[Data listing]
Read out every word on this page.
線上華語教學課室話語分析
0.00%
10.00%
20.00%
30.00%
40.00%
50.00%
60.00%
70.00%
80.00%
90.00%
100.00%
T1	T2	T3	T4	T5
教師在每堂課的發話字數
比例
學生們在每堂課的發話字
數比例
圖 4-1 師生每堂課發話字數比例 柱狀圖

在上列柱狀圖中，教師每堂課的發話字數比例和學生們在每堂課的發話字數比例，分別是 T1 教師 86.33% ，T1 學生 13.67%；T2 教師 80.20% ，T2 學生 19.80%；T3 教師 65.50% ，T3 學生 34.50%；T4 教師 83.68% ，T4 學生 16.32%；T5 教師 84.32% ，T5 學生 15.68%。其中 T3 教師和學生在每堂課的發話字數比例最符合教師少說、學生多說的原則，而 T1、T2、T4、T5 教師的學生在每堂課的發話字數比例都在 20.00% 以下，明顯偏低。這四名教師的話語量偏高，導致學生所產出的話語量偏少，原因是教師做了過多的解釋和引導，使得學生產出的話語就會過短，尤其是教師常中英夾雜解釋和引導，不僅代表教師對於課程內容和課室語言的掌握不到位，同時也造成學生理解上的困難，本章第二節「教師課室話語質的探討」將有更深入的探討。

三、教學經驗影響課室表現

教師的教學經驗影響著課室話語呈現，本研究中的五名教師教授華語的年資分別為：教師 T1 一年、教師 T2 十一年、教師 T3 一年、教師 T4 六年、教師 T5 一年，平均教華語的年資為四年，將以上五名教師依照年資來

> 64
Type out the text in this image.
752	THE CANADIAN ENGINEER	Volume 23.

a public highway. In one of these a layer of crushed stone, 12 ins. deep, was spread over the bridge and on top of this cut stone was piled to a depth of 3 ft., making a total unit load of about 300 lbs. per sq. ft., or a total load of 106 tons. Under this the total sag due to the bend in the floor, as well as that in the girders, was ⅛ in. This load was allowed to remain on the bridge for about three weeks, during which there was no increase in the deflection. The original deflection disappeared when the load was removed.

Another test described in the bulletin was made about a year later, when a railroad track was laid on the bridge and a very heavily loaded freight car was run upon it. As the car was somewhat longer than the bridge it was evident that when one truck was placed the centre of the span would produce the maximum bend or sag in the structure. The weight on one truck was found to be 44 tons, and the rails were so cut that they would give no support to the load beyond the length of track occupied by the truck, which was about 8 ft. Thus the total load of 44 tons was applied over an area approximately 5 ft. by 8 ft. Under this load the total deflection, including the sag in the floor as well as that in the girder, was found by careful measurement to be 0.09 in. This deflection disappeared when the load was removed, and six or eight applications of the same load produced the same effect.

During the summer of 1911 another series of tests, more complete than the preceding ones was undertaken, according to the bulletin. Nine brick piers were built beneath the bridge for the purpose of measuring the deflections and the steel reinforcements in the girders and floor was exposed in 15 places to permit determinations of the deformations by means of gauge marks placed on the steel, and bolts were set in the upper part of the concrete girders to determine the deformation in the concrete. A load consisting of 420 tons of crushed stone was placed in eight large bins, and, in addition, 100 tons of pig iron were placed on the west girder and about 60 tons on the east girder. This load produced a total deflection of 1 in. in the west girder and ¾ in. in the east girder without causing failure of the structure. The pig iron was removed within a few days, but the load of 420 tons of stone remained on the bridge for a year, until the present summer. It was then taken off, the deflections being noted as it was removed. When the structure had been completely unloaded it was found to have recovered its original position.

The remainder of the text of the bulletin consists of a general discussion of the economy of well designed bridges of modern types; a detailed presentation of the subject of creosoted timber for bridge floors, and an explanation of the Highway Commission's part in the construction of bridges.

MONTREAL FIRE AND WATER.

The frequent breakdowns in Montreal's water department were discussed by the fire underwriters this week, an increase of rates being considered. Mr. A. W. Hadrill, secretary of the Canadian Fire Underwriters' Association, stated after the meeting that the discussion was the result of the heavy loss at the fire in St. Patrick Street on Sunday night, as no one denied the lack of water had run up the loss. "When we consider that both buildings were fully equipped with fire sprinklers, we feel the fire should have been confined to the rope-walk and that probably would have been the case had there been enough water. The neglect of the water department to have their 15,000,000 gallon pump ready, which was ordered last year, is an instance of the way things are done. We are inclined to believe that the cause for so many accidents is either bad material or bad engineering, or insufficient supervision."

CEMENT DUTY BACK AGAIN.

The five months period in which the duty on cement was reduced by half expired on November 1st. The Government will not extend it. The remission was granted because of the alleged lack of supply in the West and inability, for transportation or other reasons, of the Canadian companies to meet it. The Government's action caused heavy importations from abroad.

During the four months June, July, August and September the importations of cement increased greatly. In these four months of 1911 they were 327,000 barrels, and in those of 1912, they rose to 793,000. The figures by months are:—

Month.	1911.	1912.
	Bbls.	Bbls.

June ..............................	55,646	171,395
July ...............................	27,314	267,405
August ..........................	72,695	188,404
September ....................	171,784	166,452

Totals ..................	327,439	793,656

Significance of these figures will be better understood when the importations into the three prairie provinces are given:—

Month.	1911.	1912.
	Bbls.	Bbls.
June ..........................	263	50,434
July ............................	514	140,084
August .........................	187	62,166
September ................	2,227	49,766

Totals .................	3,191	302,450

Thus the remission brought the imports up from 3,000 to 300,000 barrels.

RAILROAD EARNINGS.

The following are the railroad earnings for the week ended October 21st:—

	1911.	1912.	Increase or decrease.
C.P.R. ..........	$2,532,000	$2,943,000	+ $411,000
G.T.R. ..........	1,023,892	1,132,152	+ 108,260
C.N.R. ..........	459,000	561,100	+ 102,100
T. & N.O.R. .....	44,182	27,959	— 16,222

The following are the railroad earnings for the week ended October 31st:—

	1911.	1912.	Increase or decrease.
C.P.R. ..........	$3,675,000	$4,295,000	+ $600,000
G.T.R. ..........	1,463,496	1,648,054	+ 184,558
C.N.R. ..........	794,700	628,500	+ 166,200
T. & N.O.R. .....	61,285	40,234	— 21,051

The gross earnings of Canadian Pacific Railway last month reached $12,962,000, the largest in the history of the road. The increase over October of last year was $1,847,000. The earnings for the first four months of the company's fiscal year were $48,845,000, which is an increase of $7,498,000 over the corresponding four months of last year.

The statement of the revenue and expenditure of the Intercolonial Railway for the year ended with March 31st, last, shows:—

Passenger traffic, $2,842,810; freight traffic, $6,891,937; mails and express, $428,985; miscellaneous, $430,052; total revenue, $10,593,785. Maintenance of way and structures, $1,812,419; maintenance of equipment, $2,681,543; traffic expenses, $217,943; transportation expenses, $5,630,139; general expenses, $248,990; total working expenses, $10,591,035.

§ **GIVEN TASK**:
Each line above must be reproduced exactly as it stands.

§ **EXERCISE SOLUTION**:
Read out every word on this page.
線上華語教學課室話語分析
0.00%
10.00%
20.00%
30.00%
40.00%
50.00%
60.00%
70.00%
80.00%
90.00%
100.00%
T1	T2	T3	T4	T5
教師在每堂課的發話字數
比例
學生們在每堂課的發話字
數比例
圖 4-1 師生每堂課發話字數比例 柱狀圖

在上列柱狀圖中，教師每堂課的發話字數比例和學生們在每堂課的發話字數比例，分別是 T1 教師 86.33% ，T1 學生 13.67%；T2 教師 80.20% ，T2 學生 19.80%；T3 教師 65.50% ，T3 學生 34.50%；T4 教師 83.68% ，T4 學生 16.32%；T5 教師 84.32% ，T5 學生 15.68%。其中 T3 教師和學生在每堂課的發話字數比例最符合教師少說、學生多說的原則，而 T1、T2、T4、T5 教師的學生在每堂課的發話字數比例都在 20.00% 以下，明顯偏低。這四名教師的話語量偏高，導致學生所產出的話語量偏少，原因是教師做了過多的解釋和引導，使得學生產出的話語就會過短，尤其是教師常中英夾雜解釋和引導，不僅代表教師對於課程內容和課室語言的掌握不到位，同時也造成學生理解上的困難，本章第二節「教師課室話語質的探討」將有更深入的探討。

三、教學經驗影響課室表現

教師的教學經驗影響著課室話語呈現，本研究中的五名教師教授華語的年資分別為：教師 T1 一年、教師 T2 十一年、教師 T3 一年、教師 T4 六年、教師 T5 一年，平均教華語的年資為四年，將以上五名教師依照年資來

> 64
Type out the text in this image.
752	THE CANADIAN ENGINEER	Volume 23.

a public highway. In one of these a layer of crushed stone, 12 ins. deep, was spread over the bridge and on top of this cut stone was piled to a depth of 3 ft., making a total unit load of about 300 lbs. per sq. ft., or a total load of 106 tons. Under this the total sag due to the bend in the floor, as well as that in the girders, was ⅛ in. This load was allowed to remain on the bridge for about three weeks, during which there was no increase in the deflection. The original deflection disappeared when the load was removed.

Another test described in the bulletin was made about a year later, when a railroad track was laid on the bridge and a very heavily loaded freight car was run upon it. As the car was somewhat longer than the bridge it was evident that when one truck was placed the centre of the span would produce the maximum bend or sag in the structure. The weight on one truck was found to be 44 tons, and the rails were so cut that they would give no support to the load beyond the length of track occupied by the truck, which was about 8 ft. Thus the total load of 44 tons was applied over an area approximately 5 ft. by 8 ft. Under this load the total deflection, including the sag in the floor as well as that in the girder, was found by careful measurement to be 0.09 in. This deflection disappeared when the load was removed, and six or eight applications of the same load produced the same effect.

During the summer of 1911 another series of tests, more complete than the preceding ones was undertaken, according to the bulletin. Nine brick piers were built beneath the bridge for the purpose of measuring the deflections and the steel reinforcements in the girders and floor was exposed in 15 places to permit determinations of the deformations by means of gauge marks placed on the steel, and bolts were set in the upper part of the concrete girders to determine the deformation in the concrete. A load consisting of 420 tons of crushed stone was placed in eight large bins, and, in addition, 100 tons of pig iron were placed on the west girder and about 60 tons on the east girder. This load produced a total deflection of 1 in. in the west girder and ¾ in. in the east girder without causing failure of the structure. The pig iron was removed within a few days, but the load of 420 tons of stone remained on the bridge for a year, until the present summer. It was then taken off, the deflections being noted as it was removed. When the structure had been completely unloaded it was found to have recovered its original position.

The remainder of the text of the bulletin consists of a general discussion of the economy of well designed bridges of modern types; a detailed presentation of the subject of creosoted timber for bridge floors, and an explanation of the Highway Commission's part in the construction of bridges.

MONTREAL FIRE AND WATER.

The frequent breakdowns in Montreal's water department were discussed by the fire underwriters this week, an increase of rates being considered. Mr. A. W. Hadrill, secretary of the Canadian Fire Underwriters' Association, stated after the meeting that the discussion was the result of the heavy loss at the fire in St. Patrick Street on Sunday night, as no one denied the lack of water had run up the loss. "When we consider that both buildings were fully equipped with fire sprinklers, we feel the fire should have been confined to the rope-walk and that probably would have been the case had there been enough water. The neglect of the water department to have their 15,000,000 gallon pump ready, which was ordered last year, is an instance of the way things are done. We are inclined to believe that the cause for so many accidents is either bad material or bad engineering, or insufficient supervision."

CEMENT DUTY BACK AGAIN.

The five months period in which the duty on cement was reduced by half expired on November 1st. The Government will not extend it. The remission was granted because of the alleged lack of supply in the West and inability, for transportation or other reasons, of the Canadian companies to meet it. The Government's action caused heavy importations from abroad.

During the four months June, July, August and September the importations of cement increased greatly. In these four months of 1911 they were 327,000 barrels, and in those of 1912, they rose to 793,000. The figures by months are:—

Month.	1911.	1912.
	Bbls.	Bbls.

June ..............................	55,646	171,395
July ...............................	27,314	267,405
August ..........................	72,695	188,404
September ....................	171,784	166,452

Totals ..................	327,439	793,656

Significance of these figures will be better understood when the importations into the three prairie provinces are given:—

Month.	1911.	1912.
	Bbls.	Bbls.
June ..........................	263	50,434
July ............................	514	140,084
August .........................	187	62,166
September ................	2,227	49,766

Totals .................	3,191	302,450

Thus the remission brought the imports up from 3,000 to 300,000 barrels.

RAILROAD EARNINGS.

The following are the railroad earnings for the week ended October 21st:—

	1911.	1912.	Increase or decrease.
C.P.R. ..........	$2,532,000	$2,943,000	+ $411,000
G.T.R. ..........	1,023,892	1,132,152	+ 108,260
C.N.R. ..........	459,000	561,100	+ 102,100
T. & N.O.R. .....	44,182	27,959	— 16,222

The following are the railroad earnings for the week ended October 31st:—

	1911.	1912.	Increase or decrease.
C.P.R. ..........	$3,675,000	$4,295,000	+ $600,000
G.T.R. ..........	1,463,496	1,648,054	+ 184,558
C.N.R. ..........	794,700	628,500	+ 166,200
T. & N.O.R. .....	61,285	40,234	— 21,051

The gross earnings of Canadian Pacific Railway last month reached $12,962,000, the largest in the history of the road. The increase over October of last year was $1,847,000. The earnings for the first four months of the company's fiscal year were $48,845,000, which is an increase of $7,498,000 over the corresponding four months of last year.

The statement of the revenue and expenditure of the Intercolonial Railway for the year ended with March 31st, last, shows:—

Passenger traffic, $2,842,810; freight traffic, $6,891,937; mails and express, $428,985; miscellaneous, $430,052; total revenue, $10,593,785. Maintenance of way and structures, $1,812,419; maintenance of equipment, $2,681,543; traffic expenses, $217,943; transportation expenses, $5,630,139; general expenses, $248,990; total working expenses, $10,591,035.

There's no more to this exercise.